=== EXERCISES TO COMPLETE ===
(A) According to the methods section below, what were the study's exclusion criteria?
(B) Render the following sentence from the methods section below into Spanish: "Chest radiographs were evaluated by an expert radiologist."

=== EXTRACT ===
+++

MATERIAL AND METHODS

Study Design and Patients

This was a retrospective single-center cohort study. From March 11, 2020, (when WHO declared COVID-19 as a pandemic disease[2]) to April 11, 2020, all patients older than 18 years admitted to our hospital (Level III trauma center university public hospital) with the clinical and radiological diagnosis of a traumatic fracture due to a low-energy mechanism were included. Exclusion criteria were polytrauma and patients not tested for COVID-19 at any time during hospitalization. The approval of the Institutional Review Board of Hospital Universitari Vall d'Hebron was obtained. The need for informed consent was waived by the institutional review board.

Data Collection

Demographic, epidemiologic, and clinical variables related to COVID-19, such as symptoms (cough, dyspnea, and body temperature) and abnormalities in the chest radiograph, were collected on admission.[11,12] Chest radiographs were evaluated by an expert radiologist. A diagnosis of COVID-19 was determined by in-house RT-qPCR following the protocol of the Centers for Disease Control and Prevention 2019-Novel Coronavirus (2019-nCoV) Real-Time Reverse Transcriptase (RT)-PCR Diagnostic Panel,[13] from nasopharyngeal swab samples. Variables related to fracture characteristics, therapeutic procedures, and follow-up during hospitalization were obtained for each patient. Data were extracted from electronic medical records used for clinical management based on SAP software (SAP SE, Walldorf, Germany) and introduced on a costumed data collection form property of the research team and anonymized in accordance with the current Spanish data protection law.

+++

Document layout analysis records

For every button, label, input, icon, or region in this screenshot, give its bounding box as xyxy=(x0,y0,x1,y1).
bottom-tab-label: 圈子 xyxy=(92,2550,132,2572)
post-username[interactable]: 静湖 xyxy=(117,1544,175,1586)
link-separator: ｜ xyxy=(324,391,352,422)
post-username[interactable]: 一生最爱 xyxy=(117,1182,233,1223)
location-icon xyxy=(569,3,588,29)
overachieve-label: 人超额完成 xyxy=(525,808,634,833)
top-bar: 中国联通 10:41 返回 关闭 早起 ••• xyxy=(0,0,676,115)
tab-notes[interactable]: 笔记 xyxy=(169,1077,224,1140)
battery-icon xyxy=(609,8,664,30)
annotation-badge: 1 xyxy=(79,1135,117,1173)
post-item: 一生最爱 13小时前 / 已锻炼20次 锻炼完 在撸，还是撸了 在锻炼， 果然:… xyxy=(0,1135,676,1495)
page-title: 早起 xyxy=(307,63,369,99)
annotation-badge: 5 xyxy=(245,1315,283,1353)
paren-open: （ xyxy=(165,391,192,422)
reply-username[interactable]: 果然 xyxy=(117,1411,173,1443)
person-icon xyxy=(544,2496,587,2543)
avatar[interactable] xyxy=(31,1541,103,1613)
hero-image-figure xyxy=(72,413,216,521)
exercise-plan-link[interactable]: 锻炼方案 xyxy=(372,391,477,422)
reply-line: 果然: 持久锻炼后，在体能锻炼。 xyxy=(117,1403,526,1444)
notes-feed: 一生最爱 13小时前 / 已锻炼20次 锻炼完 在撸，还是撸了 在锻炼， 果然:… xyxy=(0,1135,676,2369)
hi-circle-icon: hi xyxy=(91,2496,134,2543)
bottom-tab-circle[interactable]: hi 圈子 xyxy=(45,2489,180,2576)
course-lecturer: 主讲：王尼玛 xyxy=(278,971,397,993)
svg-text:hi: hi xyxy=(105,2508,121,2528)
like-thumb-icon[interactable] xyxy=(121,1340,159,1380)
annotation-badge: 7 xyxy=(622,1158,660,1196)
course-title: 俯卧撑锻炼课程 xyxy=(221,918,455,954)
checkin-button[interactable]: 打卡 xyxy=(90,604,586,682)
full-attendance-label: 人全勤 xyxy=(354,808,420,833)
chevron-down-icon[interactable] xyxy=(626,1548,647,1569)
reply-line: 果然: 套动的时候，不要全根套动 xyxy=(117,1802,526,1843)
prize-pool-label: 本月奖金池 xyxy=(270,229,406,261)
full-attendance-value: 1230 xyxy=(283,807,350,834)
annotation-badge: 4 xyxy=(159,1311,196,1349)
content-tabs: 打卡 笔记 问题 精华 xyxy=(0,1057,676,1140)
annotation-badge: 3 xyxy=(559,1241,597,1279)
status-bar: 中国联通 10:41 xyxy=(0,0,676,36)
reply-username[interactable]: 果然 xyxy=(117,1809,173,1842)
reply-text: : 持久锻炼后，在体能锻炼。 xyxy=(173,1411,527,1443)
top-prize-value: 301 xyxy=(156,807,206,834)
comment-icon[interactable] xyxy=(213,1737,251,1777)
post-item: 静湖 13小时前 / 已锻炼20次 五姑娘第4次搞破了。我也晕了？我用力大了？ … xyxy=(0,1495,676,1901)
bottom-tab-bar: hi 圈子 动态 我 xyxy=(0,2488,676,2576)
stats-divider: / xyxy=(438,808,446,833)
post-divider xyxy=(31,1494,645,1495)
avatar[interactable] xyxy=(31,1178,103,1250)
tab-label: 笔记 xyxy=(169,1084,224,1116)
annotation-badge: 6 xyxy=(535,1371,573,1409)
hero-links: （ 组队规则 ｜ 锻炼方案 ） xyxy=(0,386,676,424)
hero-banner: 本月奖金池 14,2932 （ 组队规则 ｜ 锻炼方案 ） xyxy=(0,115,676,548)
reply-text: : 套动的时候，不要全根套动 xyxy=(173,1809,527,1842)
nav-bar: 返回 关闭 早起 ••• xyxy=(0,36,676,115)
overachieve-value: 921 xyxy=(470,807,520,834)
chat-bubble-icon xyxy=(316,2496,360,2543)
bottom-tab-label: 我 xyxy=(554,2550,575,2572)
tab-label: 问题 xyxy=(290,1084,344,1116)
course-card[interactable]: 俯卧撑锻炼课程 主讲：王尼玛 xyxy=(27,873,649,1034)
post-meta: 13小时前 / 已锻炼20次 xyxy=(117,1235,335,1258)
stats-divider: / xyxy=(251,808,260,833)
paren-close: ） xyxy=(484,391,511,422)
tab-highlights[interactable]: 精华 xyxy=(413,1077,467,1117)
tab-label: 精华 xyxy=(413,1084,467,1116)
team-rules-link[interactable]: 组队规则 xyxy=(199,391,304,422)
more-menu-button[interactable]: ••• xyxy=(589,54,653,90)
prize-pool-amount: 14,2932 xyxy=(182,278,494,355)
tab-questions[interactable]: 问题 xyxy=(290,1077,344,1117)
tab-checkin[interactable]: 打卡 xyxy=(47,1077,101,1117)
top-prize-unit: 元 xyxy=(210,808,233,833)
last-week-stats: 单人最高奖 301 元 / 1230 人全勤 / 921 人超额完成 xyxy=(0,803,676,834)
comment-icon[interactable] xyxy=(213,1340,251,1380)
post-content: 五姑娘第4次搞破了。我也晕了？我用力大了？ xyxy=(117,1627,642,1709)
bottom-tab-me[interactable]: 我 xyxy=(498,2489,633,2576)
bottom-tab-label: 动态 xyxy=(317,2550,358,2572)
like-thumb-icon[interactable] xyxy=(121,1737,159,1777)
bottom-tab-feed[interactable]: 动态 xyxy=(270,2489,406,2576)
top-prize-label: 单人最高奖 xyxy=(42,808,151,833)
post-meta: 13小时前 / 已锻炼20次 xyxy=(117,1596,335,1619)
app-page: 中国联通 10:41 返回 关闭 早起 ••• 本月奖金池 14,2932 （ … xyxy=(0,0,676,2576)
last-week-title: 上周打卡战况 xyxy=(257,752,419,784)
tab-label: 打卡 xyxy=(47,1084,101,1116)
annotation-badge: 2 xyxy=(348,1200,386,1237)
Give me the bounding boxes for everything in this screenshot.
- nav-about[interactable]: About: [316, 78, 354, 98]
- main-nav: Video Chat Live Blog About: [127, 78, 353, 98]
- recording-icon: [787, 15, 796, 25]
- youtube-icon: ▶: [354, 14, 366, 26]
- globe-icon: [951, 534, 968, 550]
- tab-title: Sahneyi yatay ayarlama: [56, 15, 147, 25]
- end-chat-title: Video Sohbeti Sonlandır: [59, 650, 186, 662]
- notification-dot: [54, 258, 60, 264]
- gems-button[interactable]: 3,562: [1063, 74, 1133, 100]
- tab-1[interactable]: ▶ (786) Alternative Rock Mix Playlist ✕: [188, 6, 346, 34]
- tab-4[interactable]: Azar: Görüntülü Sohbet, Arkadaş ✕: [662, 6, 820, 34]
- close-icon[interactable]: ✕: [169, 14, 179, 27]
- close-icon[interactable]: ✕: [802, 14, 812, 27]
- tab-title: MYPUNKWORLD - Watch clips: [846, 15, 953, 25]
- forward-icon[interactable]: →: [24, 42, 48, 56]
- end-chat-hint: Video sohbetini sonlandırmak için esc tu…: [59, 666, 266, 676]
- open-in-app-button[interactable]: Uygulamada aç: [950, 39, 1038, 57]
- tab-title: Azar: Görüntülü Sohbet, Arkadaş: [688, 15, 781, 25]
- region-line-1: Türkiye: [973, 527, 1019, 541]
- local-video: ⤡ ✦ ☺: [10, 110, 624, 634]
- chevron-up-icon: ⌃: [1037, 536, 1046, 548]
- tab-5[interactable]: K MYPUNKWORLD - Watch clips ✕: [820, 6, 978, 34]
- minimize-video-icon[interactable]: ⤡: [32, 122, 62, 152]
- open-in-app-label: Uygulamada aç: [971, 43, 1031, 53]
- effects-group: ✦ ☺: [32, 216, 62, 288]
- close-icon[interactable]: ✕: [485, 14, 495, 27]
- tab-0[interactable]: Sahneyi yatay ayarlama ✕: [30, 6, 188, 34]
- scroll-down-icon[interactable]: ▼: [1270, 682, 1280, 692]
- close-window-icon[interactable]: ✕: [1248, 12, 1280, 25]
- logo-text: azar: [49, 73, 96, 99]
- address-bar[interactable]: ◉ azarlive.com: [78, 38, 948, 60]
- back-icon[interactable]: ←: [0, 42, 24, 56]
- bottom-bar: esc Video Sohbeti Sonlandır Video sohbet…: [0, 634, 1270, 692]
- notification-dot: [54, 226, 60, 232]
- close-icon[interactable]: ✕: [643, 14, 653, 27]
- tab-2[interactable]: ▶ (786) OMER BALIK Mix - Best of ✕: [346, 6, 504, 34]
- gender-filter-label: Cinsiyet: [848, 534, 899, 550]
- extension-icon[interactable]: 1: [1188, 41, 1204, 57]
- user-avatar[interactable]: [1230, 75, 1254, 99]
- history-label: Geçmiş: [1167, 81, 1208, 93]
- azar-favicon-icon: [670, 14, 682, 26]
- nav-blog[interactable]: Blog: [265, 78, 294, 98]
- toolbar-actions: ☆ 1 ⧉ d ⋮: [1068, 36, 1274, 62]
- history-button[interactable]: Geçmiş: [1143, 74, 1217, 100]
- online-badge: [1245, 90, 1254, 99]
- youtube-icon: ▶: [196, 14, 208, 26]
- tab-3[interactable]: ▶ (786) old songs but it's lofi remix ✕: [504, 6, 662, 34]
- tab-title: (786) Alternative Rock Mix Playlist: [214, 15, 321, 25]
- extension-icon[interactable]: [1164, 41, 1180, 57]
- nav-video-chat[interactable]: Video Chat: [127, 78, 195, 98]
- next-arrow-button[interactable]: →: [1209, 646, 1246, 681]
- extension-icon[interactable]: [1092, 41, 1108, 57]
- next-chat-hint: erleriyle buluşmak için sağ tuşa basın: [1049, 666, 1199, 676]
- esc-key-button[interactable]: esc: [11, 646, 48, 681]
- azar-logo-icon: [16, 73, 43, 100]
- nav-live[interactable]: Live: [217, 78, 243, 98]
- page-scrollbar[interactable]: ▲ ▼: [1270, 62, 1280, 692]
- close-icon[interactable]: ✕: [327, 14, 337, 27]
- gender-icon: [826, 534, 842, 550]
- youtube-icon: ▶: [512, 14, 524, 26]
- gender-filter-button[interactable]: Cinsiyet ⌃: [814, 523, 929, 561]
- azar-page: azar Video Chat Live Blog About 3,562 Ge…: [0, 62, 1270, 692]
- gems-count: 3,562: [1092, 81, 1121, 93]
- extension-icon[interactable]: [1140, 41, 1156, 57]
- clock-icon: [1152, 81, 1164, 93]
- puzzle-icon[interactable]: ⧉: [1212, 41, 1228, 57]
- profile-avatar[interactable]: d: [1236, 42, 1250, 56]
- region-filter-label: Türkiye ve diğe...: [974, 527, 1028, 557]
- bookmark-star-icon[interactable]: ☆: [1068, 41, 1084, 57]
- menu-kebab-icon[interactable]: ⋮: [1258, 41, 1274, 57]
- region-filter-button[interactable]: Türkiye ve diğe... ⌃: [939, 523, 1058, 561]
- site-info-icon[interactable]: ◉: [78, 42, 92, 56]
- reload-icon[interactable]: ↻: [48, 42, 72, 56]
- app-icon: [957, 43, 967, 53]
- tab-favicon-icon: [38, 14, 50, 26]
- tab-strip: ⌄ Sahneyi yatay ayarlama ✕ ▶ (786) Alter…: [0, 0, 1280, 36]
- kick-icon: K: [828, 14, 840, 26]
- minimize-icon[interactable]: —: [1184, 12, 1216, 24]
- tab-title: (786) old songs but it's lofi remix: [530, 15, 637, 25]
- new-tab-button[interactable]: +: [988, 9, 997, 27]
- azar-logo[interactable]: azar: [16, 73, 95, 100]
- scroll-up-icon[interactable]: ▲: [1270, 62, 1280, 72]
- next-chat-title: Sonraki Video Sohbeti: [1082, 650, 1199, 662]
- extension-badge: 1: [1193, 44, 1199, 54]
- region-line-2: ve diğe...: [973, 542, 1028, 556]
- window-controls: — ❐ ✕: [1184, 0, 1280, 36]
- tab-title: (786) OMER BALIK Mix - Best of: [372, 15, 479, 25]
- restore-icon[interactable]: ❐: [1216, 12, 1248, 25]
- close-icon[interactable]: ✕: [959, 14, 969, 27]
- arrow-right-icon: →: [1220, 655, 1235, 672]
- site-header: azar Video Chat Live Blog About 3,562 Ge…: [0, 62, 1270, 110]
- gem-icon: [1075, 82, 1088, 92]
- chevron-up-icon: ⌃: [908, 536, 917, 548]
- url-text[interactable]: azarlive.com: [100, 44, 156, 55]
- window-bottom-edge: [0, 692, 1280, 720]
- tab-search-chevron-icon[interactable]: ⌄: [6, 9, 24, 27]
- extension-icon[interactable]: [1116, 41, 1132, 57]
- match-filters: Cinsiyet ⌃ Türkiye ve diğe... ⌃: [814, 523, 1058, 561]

+++

=== PROBLEM SOLUTIONS ===
(A) Polytrauma and patients not tested for COVID-19 at any time during hospitalization.

(B) Las radiografías de tórax fueron evaluadas por un radiólogo experto.